DIRECTIONS FOR THIS TASK >> From the listing below, select every line where the word "JSON" appears.

-- LISTING start --

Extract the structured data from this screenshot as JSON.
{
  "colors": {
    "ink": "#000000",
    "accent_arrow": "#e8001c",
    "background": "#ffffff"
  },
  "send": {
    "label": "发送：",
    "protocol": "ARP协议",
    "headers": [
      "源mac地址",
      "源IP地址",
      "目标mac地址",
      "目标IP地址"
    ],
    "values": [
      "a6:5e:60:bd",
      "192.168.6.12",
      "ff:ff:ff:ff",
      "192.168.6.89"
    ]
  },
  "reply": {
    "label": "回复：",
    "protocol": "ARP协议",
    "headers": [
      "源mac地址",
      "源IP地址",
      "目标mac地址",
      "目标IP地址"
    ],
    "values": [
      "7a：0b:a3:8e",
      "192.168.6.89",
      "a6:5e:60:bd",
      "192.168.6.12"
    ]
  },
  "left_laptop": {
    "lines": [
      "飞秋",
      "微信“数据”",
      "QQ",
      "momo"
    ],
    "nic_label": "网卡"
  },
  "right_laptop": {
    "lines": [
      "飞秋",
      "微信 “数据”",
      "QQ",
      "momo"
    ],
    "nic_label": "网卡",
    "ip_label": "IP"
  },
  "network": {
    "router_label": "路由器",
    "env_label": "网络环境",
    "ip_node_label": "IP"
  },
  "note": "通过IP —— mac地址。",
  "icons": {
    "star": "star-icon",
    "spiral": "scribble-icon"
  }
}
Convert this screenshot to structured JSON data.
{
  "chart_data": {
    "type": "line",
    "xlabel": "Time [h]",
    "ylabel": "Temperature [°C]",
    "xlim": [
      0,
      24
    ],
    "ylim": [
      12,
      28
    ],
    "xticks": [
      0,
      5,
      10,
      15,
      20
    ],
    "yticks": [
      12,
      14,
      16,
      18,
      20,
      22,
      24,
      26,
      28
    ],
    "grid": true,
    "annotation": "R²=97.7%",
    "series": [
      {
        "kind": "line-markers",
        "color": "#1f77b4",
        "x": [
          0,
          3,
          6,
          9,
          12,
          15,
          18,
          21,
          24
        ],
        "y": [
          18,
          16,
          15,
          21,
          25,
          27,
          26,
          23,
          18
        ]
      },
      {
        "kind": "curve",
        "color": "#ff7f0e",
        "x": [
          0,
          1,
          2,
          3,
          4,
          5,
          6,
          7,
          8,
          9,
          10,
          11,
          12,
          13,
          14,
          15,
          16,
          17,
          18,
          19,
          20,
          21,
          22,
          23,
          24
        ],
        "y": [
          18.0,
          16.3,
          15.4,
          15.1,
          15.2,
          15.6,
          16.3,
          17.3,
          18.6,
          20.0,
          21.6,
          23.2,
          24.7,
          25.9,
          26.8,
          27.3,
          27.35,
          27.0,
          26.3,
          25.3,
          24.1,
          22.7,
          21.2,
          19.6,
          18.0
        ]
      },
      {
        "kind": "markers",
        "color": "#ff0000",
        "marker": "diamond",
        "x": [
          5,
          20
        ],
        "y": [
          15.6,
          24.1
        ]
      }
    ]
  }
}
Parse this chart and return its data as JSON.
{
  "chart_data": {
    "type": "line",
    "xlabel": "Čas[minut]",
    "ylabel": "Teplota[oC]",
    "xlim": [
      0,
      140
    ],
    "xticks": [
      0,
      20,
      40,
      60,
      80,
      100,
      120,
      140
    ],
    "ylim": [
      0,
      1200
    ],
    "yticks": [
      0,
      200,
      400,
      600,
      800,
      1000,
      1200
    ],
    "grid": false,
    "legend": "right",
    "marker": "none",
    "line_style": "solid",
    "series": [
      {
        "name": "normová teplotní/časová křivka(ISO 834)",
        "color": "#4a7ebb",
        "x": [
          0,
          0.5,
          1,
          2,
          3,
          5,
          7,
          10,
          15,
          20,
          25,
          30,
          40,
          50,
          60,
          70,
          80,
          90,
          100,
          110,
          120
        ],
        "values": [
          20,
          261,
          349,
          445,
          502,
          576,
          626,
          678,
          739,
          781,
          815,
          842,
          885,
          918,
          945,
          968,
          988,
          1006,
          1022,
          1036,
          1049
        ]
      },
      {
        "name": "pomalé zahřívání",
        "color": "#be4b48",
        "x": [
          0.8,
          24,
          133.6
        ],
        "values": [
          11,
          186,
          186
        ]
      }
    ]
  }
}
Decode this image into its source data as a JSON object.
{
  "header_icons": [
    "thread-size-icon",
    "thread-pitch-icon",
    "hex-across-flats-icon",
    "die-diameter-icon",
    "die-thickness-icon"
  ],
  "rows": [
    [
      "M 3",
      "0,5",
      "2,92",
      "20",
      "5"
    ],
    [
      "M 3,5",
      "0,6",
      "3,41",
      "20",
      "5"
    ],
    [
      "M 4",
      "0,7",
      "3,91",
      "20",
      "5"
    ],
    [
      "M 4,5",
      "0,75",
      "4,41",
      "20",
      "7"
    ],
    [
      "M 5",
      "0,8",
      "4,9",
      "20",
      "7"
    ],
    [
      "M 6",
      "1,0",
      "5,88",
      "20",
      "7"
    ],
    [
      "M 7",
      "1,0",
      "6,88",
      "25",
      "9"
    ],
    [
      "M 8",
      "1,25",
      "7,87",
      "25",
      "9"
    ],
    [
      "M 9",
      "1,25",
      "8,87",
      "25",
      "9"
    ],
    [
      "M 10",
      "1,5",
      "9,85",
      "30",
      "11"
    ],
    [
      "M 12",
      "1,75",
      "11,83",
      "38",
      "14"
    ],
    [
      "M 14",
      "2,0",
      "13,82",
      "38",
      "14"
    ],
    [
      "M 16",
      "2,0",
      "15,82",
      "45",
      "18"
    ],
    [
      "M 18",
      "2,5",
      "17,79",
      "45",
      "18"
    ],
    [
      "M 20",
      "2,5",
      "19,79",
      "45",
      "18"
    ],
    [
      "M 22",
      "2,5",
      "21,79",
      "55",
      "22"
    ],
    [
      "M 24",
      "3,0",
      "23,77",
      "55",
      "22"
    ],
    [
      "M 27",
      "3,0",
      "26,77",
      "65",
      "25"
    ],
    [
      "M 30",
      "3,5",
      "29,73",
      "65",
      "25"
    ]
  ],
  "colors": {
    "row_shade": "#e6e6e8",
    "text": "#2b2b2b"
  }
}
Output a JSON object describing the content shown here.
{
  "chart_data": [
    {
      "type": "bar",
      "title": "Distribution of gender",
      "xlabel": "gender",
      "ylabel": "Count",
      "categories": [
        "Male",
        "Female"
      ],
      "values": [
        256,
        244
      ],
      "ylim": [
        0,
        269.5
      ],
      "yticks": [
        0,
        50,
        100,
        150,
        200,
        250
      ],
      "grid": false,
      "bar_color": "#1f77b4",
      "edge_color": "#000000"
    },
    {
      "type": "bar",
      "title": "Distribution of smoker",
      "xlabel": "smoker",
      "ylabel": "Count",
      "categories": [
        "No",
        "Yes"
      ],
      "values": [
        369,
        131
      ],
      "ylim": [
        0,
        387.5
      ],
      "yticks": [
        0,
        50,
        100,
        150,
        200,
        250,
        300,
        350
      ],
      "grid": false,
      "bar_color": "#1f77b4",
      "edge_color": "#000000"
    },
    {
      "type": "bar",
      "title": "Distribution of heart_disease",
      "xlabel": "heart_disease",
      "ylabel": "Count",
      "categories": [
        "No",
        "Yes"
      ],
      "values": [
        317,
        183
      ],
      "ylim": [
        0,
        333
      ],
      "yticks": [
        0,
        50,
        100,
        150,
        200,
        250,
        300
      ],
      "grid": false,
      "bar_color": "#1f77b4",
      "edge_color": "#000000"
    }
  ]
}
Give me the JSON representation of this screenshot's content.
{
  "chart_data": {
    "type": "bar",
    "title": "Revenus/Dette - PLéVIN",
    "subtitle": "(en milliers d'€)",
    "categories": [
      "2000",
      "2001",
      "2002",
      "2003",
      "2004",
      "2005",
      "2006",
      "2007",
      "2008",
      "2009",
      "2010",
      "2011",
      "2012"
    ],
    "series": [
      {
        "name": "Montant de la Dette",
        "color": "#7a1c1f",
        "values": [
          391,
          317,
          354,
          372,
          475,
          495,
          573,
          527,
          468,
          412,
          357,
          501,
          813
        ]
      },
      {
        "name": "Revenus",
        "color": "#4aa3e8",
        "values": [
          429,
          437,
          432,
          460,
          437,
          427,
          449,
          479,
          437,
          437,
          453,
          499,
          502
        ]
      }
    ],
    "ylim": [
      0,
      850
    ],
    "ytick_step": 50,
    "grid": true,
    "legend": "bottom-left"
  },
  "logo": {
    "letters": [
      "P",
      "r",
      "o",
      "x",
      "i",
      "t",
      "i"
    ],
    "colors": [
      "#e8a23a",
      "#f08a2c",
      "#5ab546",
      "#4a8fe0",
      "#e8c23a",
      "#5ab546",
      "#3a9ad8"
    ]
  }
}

-- LISTING end --

RESPONSE TO THE TASK >>
Extract the structured data from this screenshot as JSON.
Convert this screenshot to structured JSON data.
Parse this chart and return its data as JSON.
Decode this image into its source data as a JSON object.
Output a JSON object describing the content shown here.
Give me the JSON representation of this screenshot's content.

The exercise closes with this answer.